GOAL => Return the listing below verbatim. Pictures do not belong in the copy.

══ LISTED RECORDS

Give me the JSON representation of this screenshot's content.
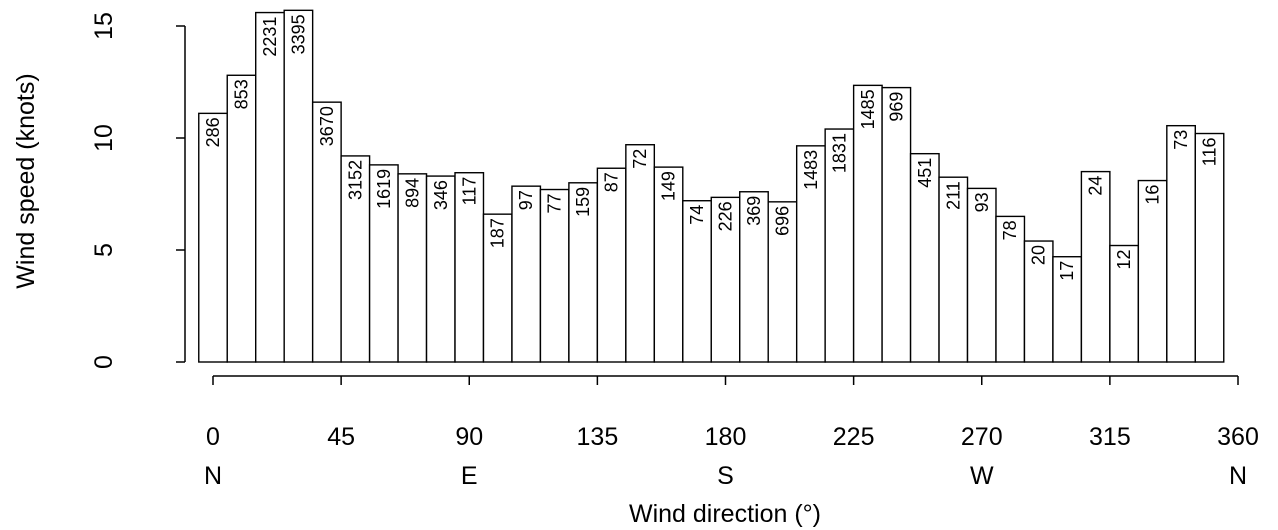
{
  "chart_data": {
    "type": "bar",
    "xlabel": "Wind direction (°)",
    "ylabel": "Wind speed (knots)",
    "xlim": [
      0,
      360
    ],
    "ylim": [
      0,
      15
    ],
    "x_ticks": [
      0,
      45,
      90,
      135,
      180,
      225,
      270,
      315,
      360
    ],
    "x_tick_labels": [
      "0",
      "45",
      "90",
      "135",
      "180",
      "225",
      "270",
      "315",
      "360"
    ],
    "compass_ticks": [
      0,
      90,
      180,
      270,
      360
    ],
    "compass_labels": [
      "N",
      "E",
      "S",
      "W",
      "N"
    ],
    "y_ticks": [
      0,
      5,
      10,
      15
    ],
    "y_tick_labels": [
      "0",
      "5",
      "10",
      "15"
    ],
    "grid": false,
    "bin_width": 10,
    "bins": [
      {
        "center": 0,
        "value": 11.1,
        "count": "286"
      },
      {
        "center": 10,
        "value": 12.8,
        "count": "853"
      },
      {
        "center": 20,
        "value": 15.6,
        "count": "2231"
      },
      {
        "center": 30,
        "value": 15.7,
        "count": "3395"
      },
      {
        "center": 40,
        "value": 11.6,
        "count": "3670"
      },
      {
        "center": 50,
        "value": 9.2,
        "count": "3152"
      },
      {
        "center": 60,
        "value": 8.8,
        "count": "1619"
      },
      {
        "center": 70,
        "value": 8.4,
        "count": "894"
      },
      {
        "center": 80,
        "value": 8.3,
        "count": "346"
      },
      {
        "center": 90,
        "value": 8.45,
        "count": "117"
      },
      {
        "center": 100,
        "value": 6.6,
        "count": "187"
      },
      {
        "center": 110,
        "value": 7.85,
        "count": "97"
      },
      {
        "center": 120,
        "value": 7.7,
        "count": "77"
      },
      {
        "center": 130,
        "value": 8.0,
        "count": "159"
      },
      {
        "center": 140,
        "value": 8.65,
        "count": "87"
      },
      {
        "center": 150,
        "value": 9.7,
        "count": "72"
      },
      {
        "center": 160,
        "value": 8.7,
        "count": "149"
      },
      {
        "center": 170,
        "value": 7.2,
        "count": "74"
      },
      {
        "center": 180,
        "value": 7.35,
        "count": "226"
      },
      {
        "center": 190,
        "value": 7.6,
        "count": "369"
      },
      {
        "center": 200,
        "value": 7.15,
        "count": "696"
      },
      {
        "center": 210,
        "value": 9.65,
        "count": "1483"
      },
      {
        "center": 220,
        "value": 10.4,
        "count": "1831"
      },
      {
        "center": 230,
        "value": 12.35,
        "count": "1485"
      },
      {
        "center": 240,
        "value": 12.25,
        "count": "969"
      },
      {
        "center": 250,
        "value": 9.3,
        "count": "451"
      },
      {
        "center": 260,
        "value": 8.25,
        "count": "211"
      },
      {
        "center": 270,
        "value": 7.75,
        "count": "93"
      },
      {
        "center": 280,
        "value": 6.5,
        "count": "78"
      },
      {
        "center": 290,
        "value": 5.4,
        "count": "20"
      },
      {
        "center": 300,
        "value": 4.7,
        "count": "17"
      },
      {
        "center": 310,
        "value": 8.5,
        "count": "24"
      },
      {
        "center": 320,
        "value": 5.2,
        "count": "12"
      },
      {
        "center": 330,
        "value": 8.1,
        "count": "16"
      },
      {
        "center": 340,
        "value": 10.55,
        "count": "73"
      },
      {
        "center": 350,
        "value": 10.2,
        "count": "116"
      }
    ]
  }
}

════

ANSWER TO THIS TASK =>
Give me the JSON representation of this screenshot's content.
{
  "chart_data": {
    "type": "bar",
    "xlabel": "Wind direction (°)",
    "ylabel": "Wind speed (knots)",
    "xlim": [
      0,
      360
    ],
    "ylim": [
      0,
      15
    ],
    "x_ticks": [
      0,
      45,
      90,
      135,
      180,
      225,
      270,
      315,
      360
    ],
    "x_tick_labels": [
      "0",
      "45",
      "90",
      "135",
      "180",
      "225",
      "270",
      "315",
      "360"
    ],
    "compass_ticks": [
      0,
      90,
      180,
      270,
      360
    ],
    "compass_labels": [
      "N",
      "E",
      "S",
      "W",
      "N"
    ],
    "y_ticks": [
      0,
      5,
      10,
      15
    ],
    "y_tick_labels": [
      "0",
      "5",
      "10",
      "15"
    ],
    "grid": false,
    "bin_width": 10,
    "bins": [
      {
        "center": 0,
        "value": 11.1,
        "count": "286"
      },
      {
        "center": 10,
        "value": 12.8,
        "count": "853"
      },
      {
        "center": 20,
        "value": 15.6,
        "count": "2231"
      },
      {
        "center": 30,
        "value": 15.7,
        "count": "3395"
      },
      {
        "center": 40,
        "value": 11.6,
        "count": "3670"
      },
      {
        "center": 50,
        "value": 9.2,
        "count": "3152"
      },
      {
        "center": 60,
        "value": 8.8,
        "count": "1619"
      },
      {
        "center": 70,
        "value": 8.4,
        "count": "894"
      },
      {
        "center": 80,
        "value": 8.3,
        "count": "346"
      },
      {
        "center": 90,
        "value": 8.45,
        "count": "117"
      },
      {
        "center": 100,
        "value": 6.6,
        "count": "187"
      },
      {
        "center": 110,
        "value": 7.85,
        "count": "97"
      },
      {
        "center": 120,
        "value": 7.7,
        "count": "77"
      },
      {
        "center": 130,
        "value": 8.0,
        "count": "159"
      },
      {
        "center": 140,
        "value": 8.65,
        "count": "87"
      },
      {
        "center": 150,
        "value": 9.7,
        "count": "72"
      },
      {
        "center": 160,
        "value": 8.7,
        "count": "149"
      },
      {
        "center": 170,
        "value": 7.2,
        "count": "74"
      },
      {
        "center": 180,
        "value": 7.35,
        "count": "226"
      },
      {
        "center": 190,
        "value": 7.6,
        "count": "369"
      },
      {
        "center": 200,
        "value": 7.15,
        "count": "696"
      },
      {
        "center": 210,
        "value": 9.65,
        "count": "1483"
      },
      {
        "center": 220,
        "value": 10.4,
        "count": "1831"
      },
      {
        "center": 230,
        "value": 12.35,
        "count": "1485"
      },
      {
        "center": 240,
        "value": 12.25,
        "count": "969"
      },
      {
        "center": 250,
        "value": 9.3,
        "count": "451"
      },
      {
        "center": 260,
        "value": 8.25,
        "count": "211"
      },
      {
        "center": 270,
        "value": 7.75,
        "count": "93"
      },
      {
        "center": 280,
        "value": 6.5,
        "count": "78"
      },
      {
        "center": 290,
        "value": 5.4,
        "count": "20"
      },
      {
        "center": 300,
        "value": 4.7,
        "count": "17"
      },
      {
        "center": 310,
        "value": 8.5,
        "count": "24"
      },
      {
        "center": 320,
        "value": 5.2,
        "count": "12"
      },
      {
        "center": 330,
        "value": 8.1,
        "count": "16"
      },
      {
        "center": 340,
        "value": 10.55,
        "count": "73"
      },
      {
        "center": 350,
        "value": 10.2,
        "count": "116"
      }
    ]
  }
}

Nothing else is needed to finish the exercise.